>> START

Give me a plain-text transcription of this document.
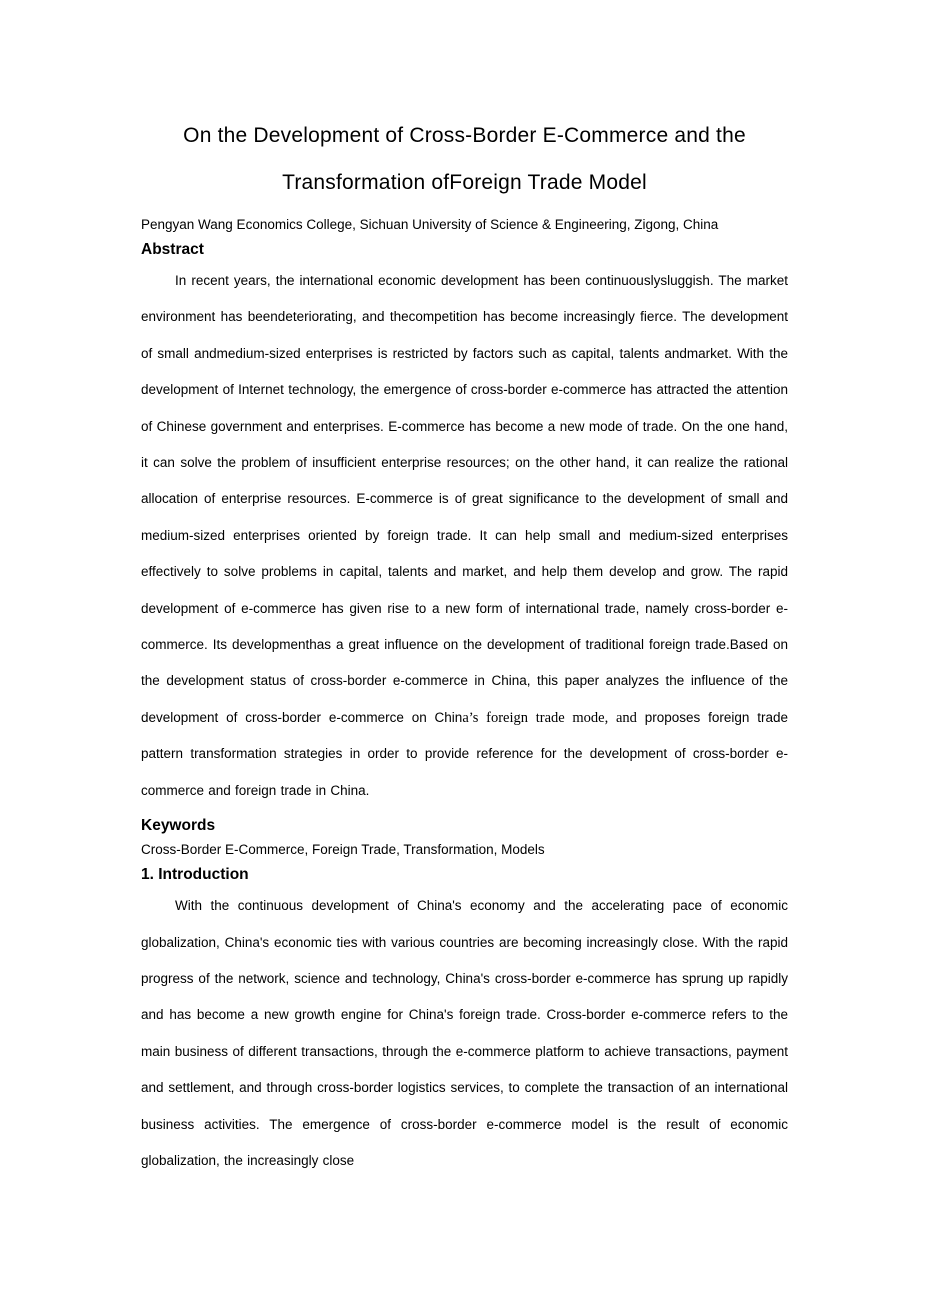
On the Development of Cross-Border E-Commerce and the
Transformation ofForeign Trade Model

Pengyan Wang Economics College, Sichuan University of Science & Engineering, Zigong, China

Abstract

In recent years, the international economic development has been continuouslysluggish. The market environment has beendeteriorating, and thecompetition has become increasingly fierce. The development of small andmedium-sized enterprises is restricted by factors such as capital, talents andmarket. With the development of Internet technology, the emergence of cross-border e-commerce has attracted the attention of Chinese government and enterprises. E-commerce has become a new mode of trade. On the one hand, it can solve the problem of insufficient enterprise resources; on the other hand, it can realize the rational allocation of enterprise resources. E-commerce is of great significance to the development of small and medium-sized enterprises oriented by foreign trade. It can help small and medium-sized enterprises effectively to solve problems in capital, talents and market, and help them develop and grow. The rapid development of e-commerce has given rise to a new form of international trade, namely cross-border e-commerce. Its developmenthas a great influence on the development of traditional foreign trade.Based on the development status of cross-border e-commerce in China, this paper analyzes the influence of the development of cross-border e-commerce on China’s foreign trade mode, and proposes foreign trade pattern transformation strategies in order to provide reference for the development of cross-border e-commerce and foreign trade in China.

Keywords

Cross-Border E-Commerce, Foreign Trade, Transformation, Models

1. Introduction

With the continuous development of China's economy and the accelerating pace of economic globalization, China's economic ties with various countries are becoming increasingly close. With the rapid progress of the network, science and technology, China's cross-border e-commerce has sprung up rapidly and has become a new growth engine for China's foreign trade. Cross-border e-commerce refers to the main business of different transactions, through the e-commerce platform to achieve transactions, payment and settlement, and through cross-border logistics services, to complete the transaction of an international business activities. The emergence of cross-border e-commerce model is the result of economic globalization, the increasingly close
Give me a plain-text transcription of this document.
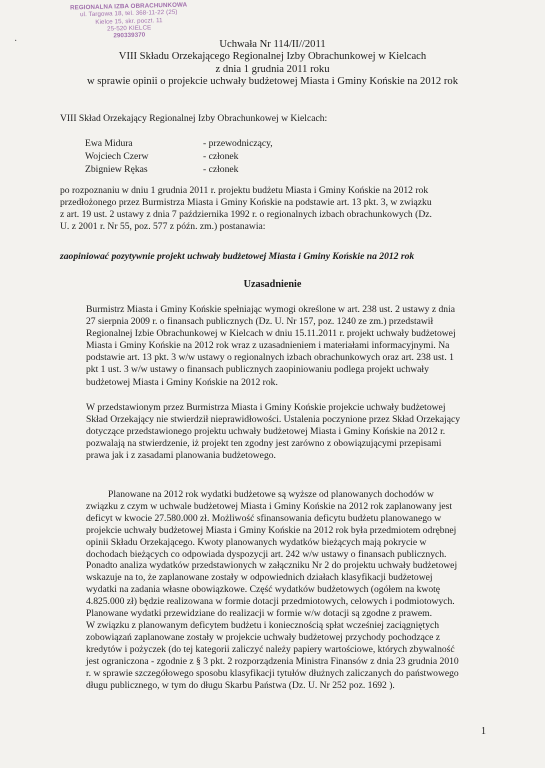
REGIONALNA IZBA OBRACHUNKOWA
ul. Targowa 18, tel. 368-11-22 (25)
Kielce 15, skr. poczt. 11
25-520 KIELCE
290339370
·	Uchwała Nr 114/II//2011
VIII Składu Orzekającego Regionalnej Izby Obrachunkowej w Kielcach
z dnia 1 grudnia 2011 roku
w sprawie opinii o projekcie uchwały budżetowej Miasta i Gminy Końskie na 2012 rok
VIII Skład Orzekający Regionalnej Izby Obrachunkowej w Kielcach:
Ewa Midura	- przewodniczący,
Wojciech Czerw	- członek
Zbigniew Rękas	- członek
po rozpoznaniu w dniu 1 grudnia 2011 r. projektu budżetu Miasta i Gminy Końskie na 2012 rok
przedłożonego przez Burmistrza Miasta i Gminy Końskie na podstawie art. 13 pkt. 3, w związku
z art. 19 ust. 2 ustawy z dnia 7 października 1992 r. o regionalnych izbach obrachunkowych (Dz.
U. z 2001 r. Nr 55, poz. 577 z późn. zm.) postanawia:
zaopiniować pozytywnie projekt uchwały budżetowej Miasta i Gminy Końskie na 2012 rok
Uzasadnienie
Burmistrz Miasta i Gminy Końskie spełniając wymogi określone w art. 238 ust. 2 ustawy z dnia
27 sierpnia 2009 r. o finansach publicznych (Dz. U. Nr 157, poz. 1240 ze zm.) przedstawił
Regionalnej Izbie Obrachunkowej w Kielcach w dniu 15.11.2011 r. projekt uchwały budżetowej
Miasta i Gminy Końskie na 2012 rok wraz z uzasadnieniem i materiałami informacyjnymi. Na
podstawie art. 13 pkt. 3 w/w ustawy o regionalnych izbach obrachunkowych oraz art. 238 ust. 1
pkt 1 ust. 3 w/w ustawy o finansach publicznych zaopiniowaniu podlega projekt uchwały
budżetowej Miasta i Gminy Końskie na 2012 rok.
W przedstawionym przez Burmistrza Miasta i Gminy Końskie projekcie uchwały budżetowej
Skład Orzekający nie stwierdził nieprawidłowości. Ustalenia poczynione przez Skład Orzekający
dotyczące przedstawionego projektu uchwały budżetowej Miasta i Gminy Końskie na 2012 r.
pozwalają na stwierdzenie, iż projekt ten zgodny jest zarówno z obowiązującymi przepisami
prawa jak i z zasadami planowania budżetowego.
Planowane na 2012 rok wydatki budżetowe są wyższe od planowanych dochodów w
związku z czym w uchwale budżetowej Miasta i Gminy Końskie na 2012 rok zaplanowany jest
deficyt w kwocie 27.580.000 zł. Możliwość sfinansowania deficytu budżetu planowanego w
projekcie uchwały budżetowej Miasta i Gminy Końskie na 2012 rok była przedmiotem odrębnej
opinii Składu Orzekającego. Kwoty planowanych wydatków bieżących mają pokrycie w
dochodach bieżących co odpowiada dyspozycji art. 242 w/w ustawy o finansach publicznych.
Ponadto analiza wydatków przedstawionych w załączniku Nr 2 do projektu uchwały budżetowej
wskazuje na to, że zaplanowane zostały w odpowiednich działach klasyfikacji budżetowej
wydatki na zadania własne obowiązkowe. Część wydatków budżetowych (ogółem na kwotę
4.825.000 zł) będzie realizowana w formie dotacji przedmiotowych, celowych i podmiotowych.
Planowane wydatki przewidziane do realizacji w formie w/w dotacji są zgodne z prawem.
W związku z planowanym deficytem budżetu i koniecznością spłat wcześniej zaciągniętych
zobowiązań zaplanowane zostały w projekcie uchwały budżetowej przychody pochodzące z
kredytów i pożyczek (do tej kategorii zaliczyć należy papiery wartościowe, których zbywalność
jest ograniczona - zgodnie z § 3 pkt. 2 rozporządzenia Ministra Finansów z dnia 23 grudnia 2010
r. w sprawie szczegółowego sposobu klasyfikacji tytułów dłużnych zaliczanych do państwowego
długu publicznego, w tym do długu Skarbu Państwa (Dz. U. Nr 252 poz. 1692 ).
1
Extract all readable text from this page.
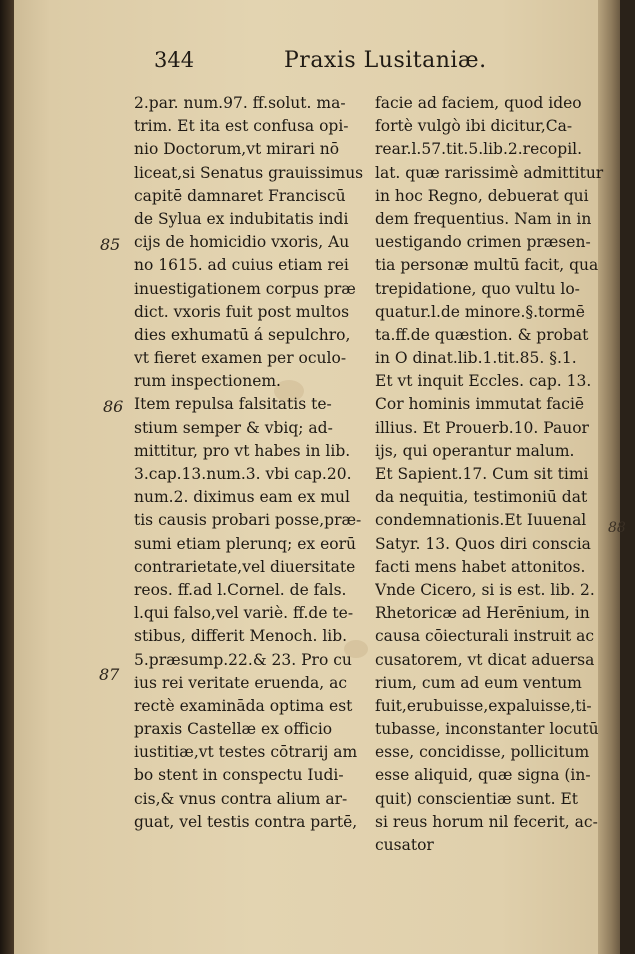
344	Praxis Lusitaniæ.
2.par. num.97. ff.solut. ma-
trim. Et ita est confusa opi-
nio Doctorum,vt mirari nō
liceat,si Senatus grauissimus
capitē damnaret Franciscū
de Sylua ex indubitatis indi
cijs de homicidio vxoris, Au
no 1615. ad cuius etiam rei
inuestigationem corpus præ
dict. vxoris fuit post multos
dies exhumatū á sepulchro,
vt fieret examen per oculo-
rum inspectionem.
Item repulsa falsitatis te-
stium semper & vbiq; ad-
mittitur, pro vt habes in lib.
3.cap.13.num.3. vbi cap.20.
num.2. diximus eam ex mul
tis causis probari posse,præ-
sumi etiam plerunq; ex eorū
contrarietate,vel diuersitate
reos. ff.ad l.Cornel. de fals.
l.qui falso,vel variè. ff.de te-
stibus, differit Menoch. lib.
5.præsump.22.& 23. Pro cu
ius rei veritate eruenda, ac
rectè examināda optima est
praxis Castellæ ex officio
iustitiæ,vt testes cōtrarij am
bo stent in conspectu Iudi-
cis,& vnus contra alium ar-
guat, vel testis contra partē,
facie ad faciem, quod ideo
fortè vulgò ibi dicitur,Ca-
rear.l.57.tit.5.lib.2.recopil.
lat. quæ rarissimè admittitur
in hoc Regno, debuerat qui
dem frequentius. Nam in in
uestigando crimen præsen-
tia personæ multū facit, qua
trepidatione, quo vultu lo-
quatur.l.de minore.§.tormē
ta.ff.de quæstion. & probat
in O dinat.lib.1.tit.85. §.1.
Et vt inquit Eccles. cap. 13.
Cor hominis immutat faciē
illius. Et Prouerb.10. Pauor
ijs, qui operantur malum.
Et Sapient.17. Cum sit timi
da nequitia, testimoniū dat
condemnationis.Et Iuuenal
Satyr. 13. Quos diri conscia
facti mens habet attonitos.
Vnde Cicero, si is est. lib. 2.
Rhetoricæ ad Herēnium, in
causa cōiecturali instruit ac
cusatorem, vt dicat aduersa
rium, cum ad eum ventum
fuit,erubuisse,expaluisse,ti-
tubasse, inconstanter locutū
esse, concidisse, pollicitum
esse aliquid, quæ signa (in-
quit) conscientiæ sunt. Et
si reus horum nil fecerit, ac-
cusator
85
86
87
88
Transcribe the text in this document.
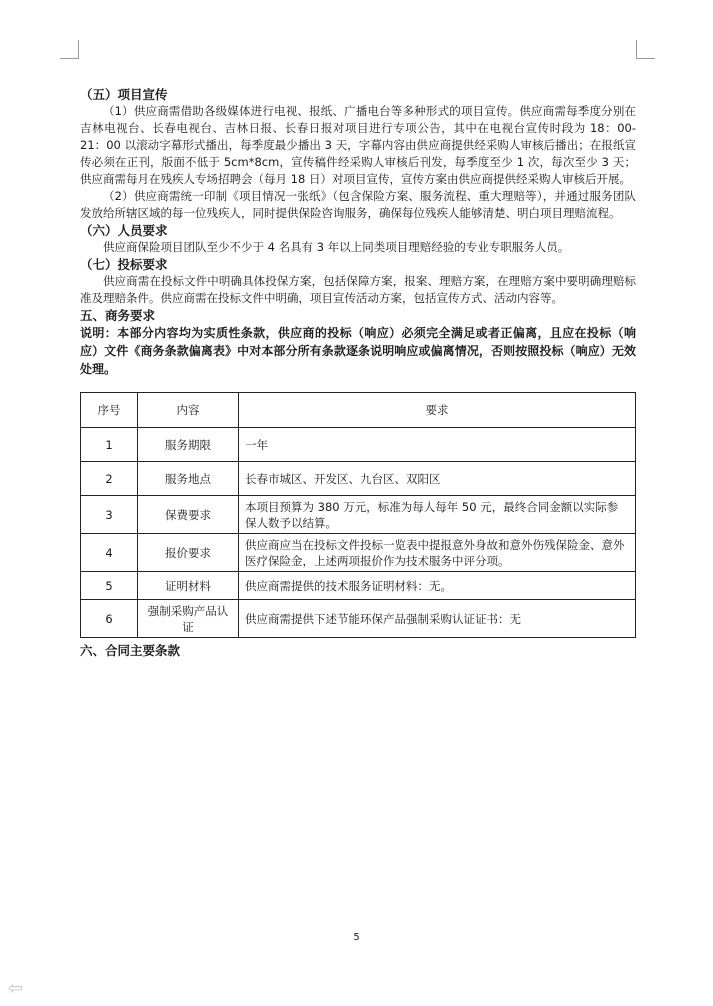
（五）项目宣传
（1）供应商需借助各级媒体进行电视、报纸、广播电台等多种形式的项目宣传。供应商需每季度分别在吉林电视台、长春电视台、吉林日报、长春日报对项目进行专项公告，其中在电视台宣传时段为 18：00-21：00 以滚动字幕形式播出，每季度最少播出 3 天，字幕内容由供应商提供经采购人审核后播出；在报纸宣传必须在正刊，版面不低于 5cm*8cm，宣传稿件经采购人审核后刊发，每季度至少 1 次，每次至少 3 天；供应商需每月在残疾人专场招聘会（每月 18 日）对项目宣传，宣传方案由供应商提供经采购人审核后开展。
（2）供应商需统一印制《项目情况一张纸》（包含保险方案、服务流程、重大理赔等），并通过服务团队发放给所辖区域的每一位残疾人，同时提供保险咨询服务，确保每位残疾人能够清楚、明白项目理赔流程。
（六）人员要求
供应商保险项目团队至少不少于 4 名具有 3 年以上同类项目理赔经验的专业专职服务人员。
（七）投标要求
供应商需在投标文件中明确具体投保方案，包括保障方案，报案、理赔方案，在理赔方案中要明确理赔标准及理赔条件。供应商需在投标文件中明确，项目宣传活动方案，包括宣传方式、活动内容等。
五、商务要求
说明：本部分内容均为实质性条款，供应商的投标（响应）必须完全满足或者正偏离，且应在投标（响应）文件《商务条款偏离表》中对本部分所有条款逐条说明响应或偏离情况，否则按照投标（响应）无效处理。
序号	内容	要求
1	服务期限	一年
2	服务地点	长春市城区、开发区、九台区、双阳区
3	保费要求	本项目预算为 380 万元，标准为每人每年 50 元，最终合同金额以实际参保人数予以结算。
4	报价要求	供应商应当在投标文件投标一览表中提报意外身故和意外伤残保险金、意外医疗保险金，上述两项报价作为技术服务中评分项。
5	证明材料	供应商需提供的技术服务证明材料：无。
6	强制采购产品认证	供应商需提供下述节能环保产品强制采购认证证书：无
六、合同主要条款
5
⇦
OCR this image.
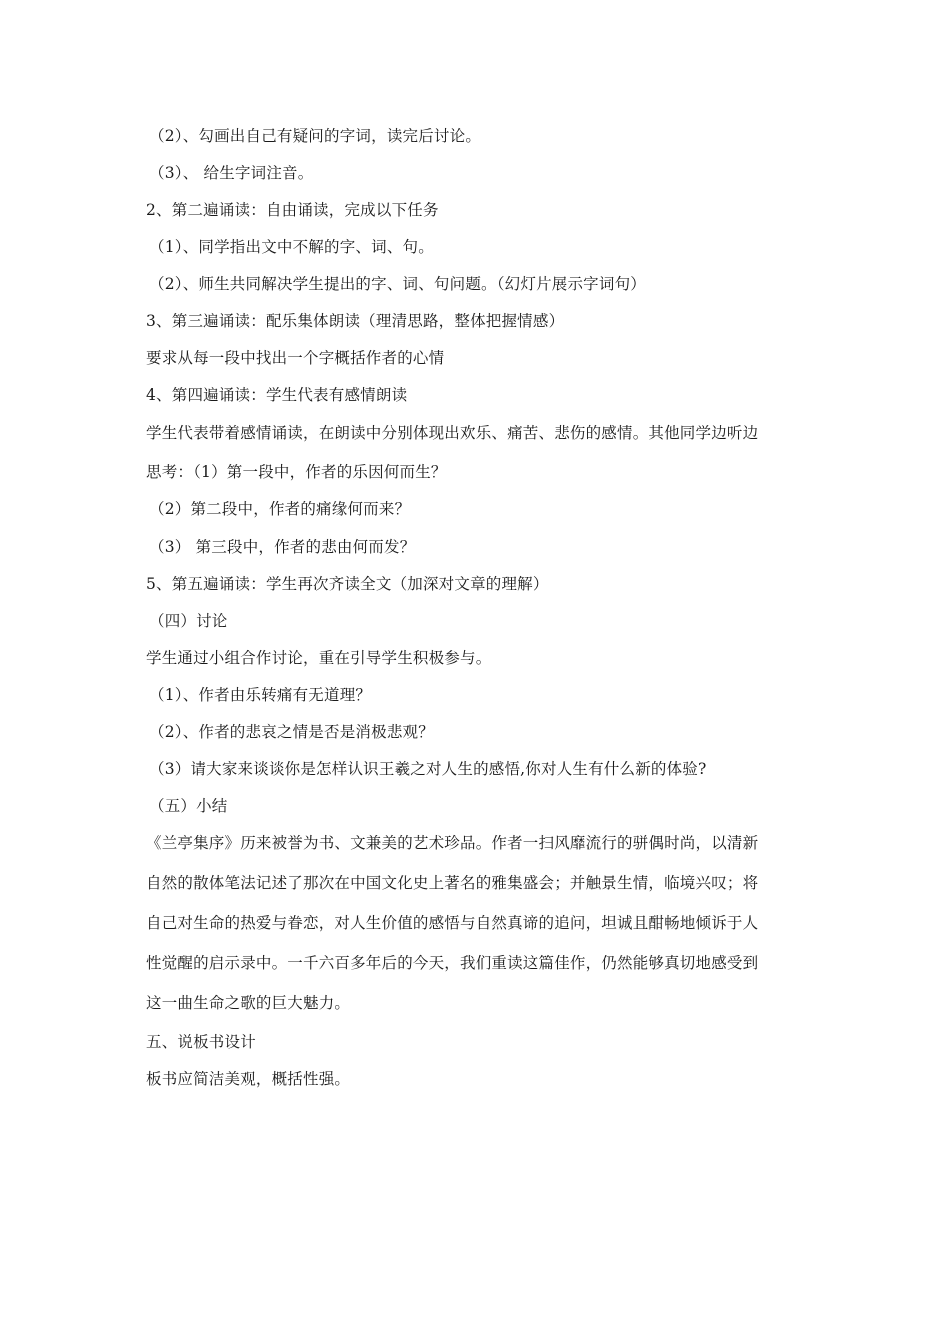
（2）、勾画出自己有疑问的字词，读完后讨论。
（3）、 给生字词注音。
2、第二遍诵读：自由诵读，完成以下任务
（1）、同学指出文中不解的字、词、句。
（2）、师生共同解决学生提出的字、词、句问题。（幻灯片展示字词句）
3、第三遍诵读：配乐集体朗读（理清思路，整体把握情感）
要求从每一段中找出一个字概括作者的心情
4、第四遍诵读：学生代表有感情朗读
学生代表带着感情诵读，在朗读中分别体现出欢乐、痛苦、悲伤的感情。其他同学边听边
思考：（1）第一段中，作者的乐因何而生？
（2）第二段中，作者的痛缘何而来？
（3） 第三段中，作者的悲由何而发？
5、第五遍诵读：学生再次齐读全文（加深对文章的理解）
（四）讨论
学生通过小组合作讨论，重在引导学生积极参与。
（1）、作者由乐转痛有无道理？
（2）、作者的悲哀之情是否是消极悲观？
（3）请大家来谈谈你是怎样认识王羲之对人生的感悟,你对人生有什么新的体验?
（五）小结
《兰亭集序》历来被誉为书、文兼美的艺术珍品。作者一扫风靡流行的骈偶时尚，以清新
自然的散体笔法记述了那次在中国文化史上著名的雅集盛会；并触景生情，临境兴叹；将
自己对生命的热爱与眷恋，对人生价值的感悟与自然真谛的追问，坦诚且酣畅地倾诉于人
性觉醒的启示录中。一千六百多年后的今天，我们重读这篇佳作，仍然能够真切地感受到
这一曲生命之歌的巨大魅力。
五、说板书设计
板书应简洁美观，概括性强。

>> END

Identify each line holding the string "przez", and copy it out.

przedłożonego przez Burmistrza Miasta i Gminy Końskie na podstawie art. 13 pkt. 3, w związku
W przedstawionym przez Burmistrza Miasta i Gminy Końskie projekcie uchwały budżetowej
Skład Orzekający nie stwierdził nieprawidłowości. Ustalenia poczynione przez Skład Orzekający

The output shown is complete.